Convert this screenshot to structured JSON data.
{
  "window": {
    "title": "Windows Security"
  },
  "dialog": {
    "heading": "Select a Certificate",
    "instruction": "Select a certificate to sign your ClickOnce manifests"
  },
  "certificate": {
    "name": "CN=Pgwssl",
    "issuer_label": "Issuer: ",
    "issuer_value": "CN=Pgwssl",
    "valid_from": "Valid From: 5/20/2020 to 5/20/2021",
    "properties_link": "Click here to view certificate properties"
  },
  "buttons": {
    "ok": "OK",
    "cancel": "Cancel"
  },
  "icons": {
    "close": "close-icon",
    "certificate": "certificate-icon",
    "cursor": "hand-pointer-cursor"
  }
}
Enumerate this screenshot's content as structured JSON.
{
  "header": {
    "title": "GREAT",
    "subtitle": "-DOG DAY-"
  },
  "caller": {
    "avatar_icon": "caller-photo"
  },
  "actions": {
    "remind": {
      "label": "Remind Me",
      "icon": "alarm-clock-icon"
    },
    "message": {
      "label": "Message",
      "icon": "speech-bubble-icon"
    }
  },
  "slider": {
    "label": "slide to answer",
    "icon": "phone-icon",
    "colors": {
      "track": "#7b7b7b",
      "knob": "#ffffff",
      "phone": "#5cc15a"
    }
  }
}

**DIRECTION:** Output the full listing exactly as it stands.

**EXERCISE RESULT:**
Convert this screenshot to structured JSON data.
{
  "window": {
    "title": "Windows Security"
  },
  "dialog": {
    "heading": "Select a Certificate",
    "instruction": "Select a certificate to sign your ClickOnce manifests"
  },
  "certificate": {
    "name": "CN=Pgwssl",
    "issuer_label": "Issuer: ",
    "issuer_value": "CN=Pgwssl",
    "valid_from": "Valid From: 5/20/2020 to 5/20/2021",
    "properties_link": "Click here to view certificate properties"
  },
  "buttons": {
    "ok": "OK",
    "cancel": "Cancel"
  },
  "icons": {
    "close": "close-icon",
    "certificate": "certificate-icon",
    "cursor": "hand-pointer-cursor"
  }
}
Enumerate this screenshot's content as structured JSON.
{
  "header": {
    "title": "GREAT",
    "subtitle": "-DOG DAY-"
  },
  "caller": {
    "avatar_icon": "caller-photo"
  },
  "actions": {
    "remind": {
      "label": "Remind Me",
      "icon": "alarm-clock-icon"
    },
    "message": {
      "label": "Message",
      "icon": "speech-bubble-icon"
    }
  },
  "slider": {
    "label": "slide to answer",
    "icon": "phone-icon",
    "colors": {
      "track": "#7b7b7b",
      "knob": "#ffffff",
      "phone": "#5cc15a"
    }
  }
}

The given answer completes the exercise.